Task to carry out: Restate the whole listing word for word. Pictures are left out.

Raw records:
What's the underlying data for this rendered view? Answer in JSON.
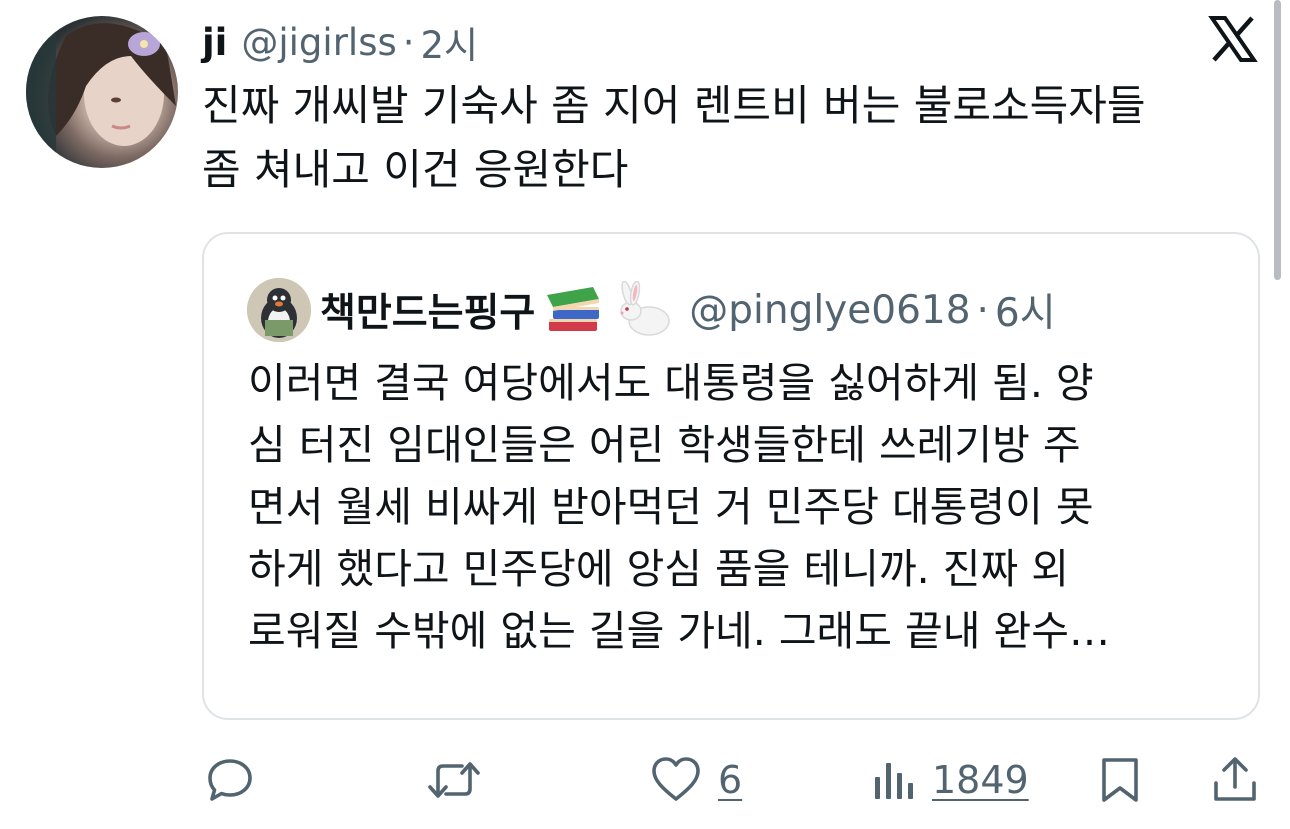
{
  "tweet": {
    "display_name": "ji",
    "handle": "@jigirlss",
    "separator": "·",
    "time": "2시",
    "text_line1": "진짜 개씨발 기숙사 좀 지어 렌트비 버는 불로소득자들",
    "text_line2": "좀 쳐내고 이건 응원한다",
    "avatar_icon": "profile-photo"
  },
  "brand": {
    "logo": "x-logo",
    "logo_color": "#0f1419"
  },
  "quote": {
    "display_name": "책만드는핑구",
    "emoji_icons": [
      "books-emoji",
      "rabbit-emoji"
    ],
    "handle": "@pinglye0618",
    "separator": "·",
    "time": "6시",
    "lines": [
      "이러면 결국 여당에서도 대통령을 싫어하게 됨. 양",
      "심 터진 임대인들은 어린 학생들한테 쓰레기방 주",
      "면서 월세 비싸게 받아먹던 거 민주당 대통령이 못",
      "하게 했다고 민주당에 앙심 품을 테니까. 진짜 외",
      "로워질 수밖에 없는 길을 가네. 그래도 끝내 완수…"
    ]
  },
  "actions": {
    "reply_icon": "reply-icon",
    "retweet_icon": "retweet-icon",
    "like_icon": "heart-icon",
    "like_count": "6",
    "views_icon": "views-icon",
    "views_count": "1849",
    "bookmark_icon": "bookmark-icon",
    "share_icon": "share-icon",
    "icon_color": "#536471"
  },
  "colors": {
    "text_primary": "#0f1419",
    "text_secondary": "#536471",
    "border": "#dfe3e6",
    "background": "#ffffff"
  }
}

Written reply:
What's the underlying data for this rendered view? Answer in JSON.
{
  "tweet": {
    "display_name": "ji",
    "handle": "@jigirlss",
    "separator": "·",
    "time": "2시",
    "text_line1": "진짜 개씨발 기숙사 좀 지어 렌트비 버는 불로소득자들",
    "text_line2": "좀 쳐내고 이건 응원한다",
    "avatar_icon": "profile-photo"
  },
  "brand": {
    "logo": "x-logo",
    "logo_color": "#0f1419"
  },
  "quote": {
    "display_name": "책만드는핑구",
    "emoji_icons": [
      "books-emoji",
      "rabbit-emoji"
    ],
    "handle": "@pinglye0618",
    "separator": "·",
    "time": "6시",
    "lines": [
      "이러면 결국 여당에서도 대통령을 싫어하게 됨. 양",
      "심 터진 임대인들은 어린 학생들한테 쓰레기방 주",
      "면서 월세 비싸게 받아먹던 거 민주당 대통령이 못",
      "하게 했다고 민주당에 앙심 품을 테니까. 진짜 외",
      "로워질 수밖에 없는 길을 가네. 그래도 끝내 완수…"
    ]
  },
  "actions": {
    "reply_icon": "reply-icon",
    "retweet_icon": "retweet-icon",
    "like_icon": "heart-icon",
    "like_count": "6",
    "views_icon": "views-icon",
    "views_count": "1849",
    "bookmark_icon": "bookmark-icon",
    "share_icon": "share-icon",
    "icon_color": "#536471"
  },
  "colors": {
    "text_primary": "#0f1419",
    "text_secondary": "#536471",
    "border": "#dfe3e6",
    "background": "#ffffff"
  }
}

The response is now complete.